--- START OF The records ---

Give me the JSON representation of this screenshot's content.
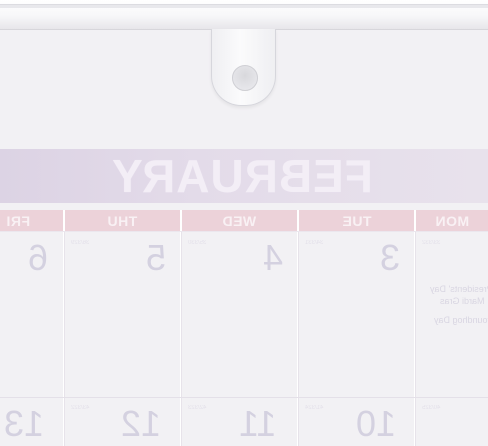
{
  "calendar": {
    "month": "FEBRUARY",
    "days": [
      {
        "key": "mon",
        "label": "MON"
      },
      {
        "key": "tue",
        "label": "TUE"
      },
      {
        "key": "wed",
        "label": "WED"
      },
      {
        "key": "thu",
        "label": "THU"
      },
      {
        "key": "fri",
        "label": "FRI"
      }
    ],
    "week1": {
      "mon": "",
      "tue": "3",
      "wed": "4",
      "thu": "5",
      "fri": "6"
    },
    "week2": {
      "mon": "",
      "tue": "10",
      "wed": "11",
      "thu": "12",
      "fri": "13"
    },
    "small_labels": {
      "tue1": "34/331",
      "wed1": "35/330",
      "thu1": "36/329",
      "mon1": "33/332",
      "mon2": "40/325",
      "tue2": "41/324",
      "wed2": "42/323",
      "thu2": "43/322",
      "fri2": "44/321"
    },
    "holidays": {
      "line1": "Presidents' Day",
      "line2": "Mardi Gras",
      "line3": "Groundhog Day"
    }
  },
  "colors": {
    "month_band": "#dcd3e4",
    "day_header": "#ecd2d9",
    "numbers": "#d4d1e0"
  }
}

--- END OF The records ---

**The task:**
Retype every record above exactly as written, but leave out the pictures.

**Full answer:**
Give me the JSON representation of this screenshot's content.
{
  "calendar": {
    "month": "FEBRUARY",
    "days": [
      {
        "key": "mon",
        "label": "MON"
      },
      {
        "key": "tue",
        "label": "TUE"
      },
      {
        "key": "wed",
        "label": "WED"
      },
      {
        "key": "thu",
        "label": "THU"
      },
      {
        "key": "fri",
        "label": "FRI"
      }
    ],
    "week1": {
      "mon": "",
      "tue": "3",
      "wed": "4",
      "thu": "5",
      "fri": "6"
    },
    "week2": {
      "mon": "",
      "tue": "10",
      "wed": "11",
      "thu": "12",
      "fri": "13"
    },
    "small_labels": {
      "tue1": "34/331",
      "wed1": "35/330",
      "thu1": "36/329",
      "mon1": "33/332",
      "mon2": "40/325",
      "tue2": "41/324",
      "wed2": "42/323",
      "thu2": "43/322",
      "fri2": "44/321"
    },
    "holidays": {
      "line1": "Presidents' Day",
      "line2": "Mardi Gras",
      "line3": "Groundhog Day"
    }
  },
  "colors": {
    "month_band": "#dcd3e4",
    "day_header": "#ecd2d9",
    "numbers": "#d4d1e0"
  }
}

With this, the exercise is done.